:: Data excerpts ::
-- begin --
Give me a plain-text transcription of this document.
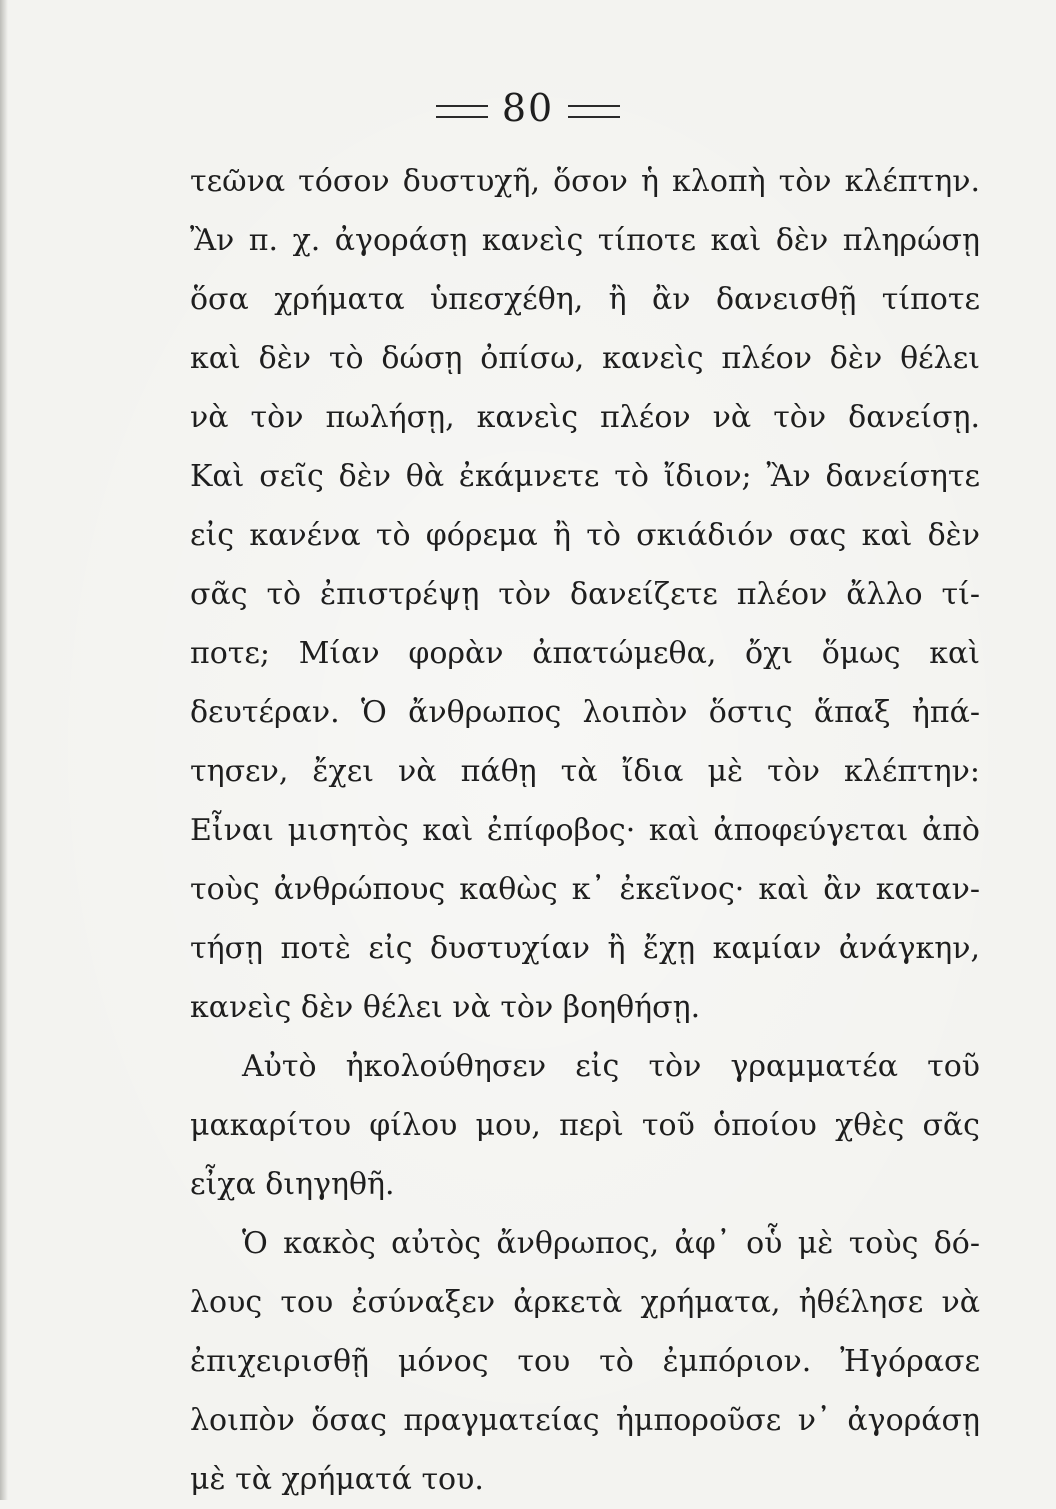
80
τεῶνα τόσον δυστυχῆ, ὅσον ἡ κλοπὴ τὸν κλέπτην.
Ἂν π. χ. ἀγοράσῃ κανεὶς τίποτε καὶ δὲν πληρώσῃ
ὅσα χρήματα ὑπεσχέθη, ἢ ἂν δανεισθῇ τίποτε
καὶ δὲν τὸ δώσῃ ὀπίσω, κανεὶς πλέον δὲν θέλει
νὰ τὸν πωλήσῃ, κανεὶς πλέον νὰ τὸν δανείσῃ.
Καὶ σεῖς δὲν θὰ ἐκάμνετε τὸ ἴδιον; Ἂν δανείσητε
εἰς κανένα τὸ φόρεμα ἢ τὸ σκιάδιόν σας καὶ δὲν
σᾶς τὸ ἐπιστρέψῃ τὸν δανείζετε πλέον ἄλλο τί-
ποτε; Μίαν φορὰν ἀπατώμεθα, ὄχι ὅμως καὶ
δευτέραν. Ὁ ἄνθρωπος λοιπὸν ὅστις ἅπαξ ἠπά-
τησεν, ἔχει νὰ πάθῃ τὰ ἴδια μὲ τὸν κλέπτην:
Εἶναι μισητὸς καὶ ἐπίφοβος· καὶ ἀποφεύγεται ἀπὸ
τοὺς ἀνθρώπους καθὼς κ᾽ ἐκεῖνος· καὶ ἂν καταν-
τήσῃ ποτὲ εἰς δυστυχίαν ἢ ἔχῃ καμίαν ἀνάγκην,
κανεὶς δὲν θέλει νὰ τὸν βοηθήσῃ.
Αὐτὸ ἠκολούθησεν εἰς τὸν γραμματέα τοῦ
μακαρίτου φίλου μου, περὶ τοῦ ὁποίου χθὲς σᾶς
εἶχα διηγηθῆ.
Ὁ κακὸς αὐτὸς ἄνθρωπος, ἀφ᾽ οὗ μὲ τοὺς δό-
λους του ἐσύναξεν ἀρκετὰ χρήματα, ἠθέλησε νὰ
ἐπιχειρισθῇ μόνος του τὸ ἐμπόριον. Ἠγόρασε
λοιπὸν ὅσας πραγματείας ἠμποροῦσε ν᾽ ἀγοράσῃ
μὲ τὰ χρήματά του.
-- end --
Every entry above should be duplicated exactly. Do not include the images.

:: Task result ::
Give me a plain-text transcription of this document.
80
τεῶνα τόσον δυστυχῆ, ὅσον ἡ κλοπὴ τὸν κλέπτην.
Ἂν π. χ. ἀγοράσῃ κανεὶς τίποτε καὶ δὲν πληρώσῃ
ὅσα χρήματα ὑπεσχέθη, ἢ ἂν δανεισθῇ τίποτε
καὶ δὲν τὸ δώσῃ ὀπίσω, κανεὶς πλέον δὲν θέλει
νὰ τὸν πωλήσῃ, κανεὶς πλέον νὰ τὸν δανείσῃ.
Καὶ σεῖς δὲν θὰ ἐκάμνετε τὸ ἴδιον; Ἂν δανείσητε
εἰς κανένα τὸ φόρεμα ἢ τὸ σκιάδιόν σας καὶ δὲν
σᾶς τὸ ἐπιστρέψῃ τὸν δανείζετε πλέον ἄλλο τί-
ποτε; Μίαν φορὰν ἀπατώμεθα, ὄχι ὅμως καὶ
δευτέραν. Ὁ ἄνθρωπος λοιπὸν ὅστις ἅπαξ ἠπά-
τησεν, ἔχει νὰ πάθῃ τὰ ἴδια μὲ τὸν κλέπτην:
Εἶναι μισητὸς καὶ ἐπίφοβος· καὶ ἀποφεύγεται ἀπὸ
τοὺς ἀνθρώπους καθὼς κ᾽ ἐκεῖνος· καὶ ἂν καταν-
τήσῃ ποτὲ εἰς δυστυχίαν ἢ ἔχῃ καμίαν ἀνάγκην,
κανεὶς δὲν θέλει νὰ τὸν βοηθήσῃ.
Αὐτὸ ἠκολούθησεν εἰς τὸν γραμματέα τοῦ
μακαρίτου φίλου μου, περὶ τοῦ ὁποίου χθὲς σᾶς
εἶχα διηγηθῆ.
Ὁ κακὸς αὐτὸς ἄνθρωπος, ἀφ᾽ οὗ μὲ τοὺς δό-
λους του ἐσύναξεν ἀρκετὰ χρήματα, ἠθέλησε νὰ
ἐπιχειρισθῇ μόνος του τὸ ἐμπόριον. Ἠγόρασε
λοιπὸν ὅσας πραγματείας ἠμποροῦσε ν᾽ ἀγοράσῃ
μὲ τὰ χρήματά του.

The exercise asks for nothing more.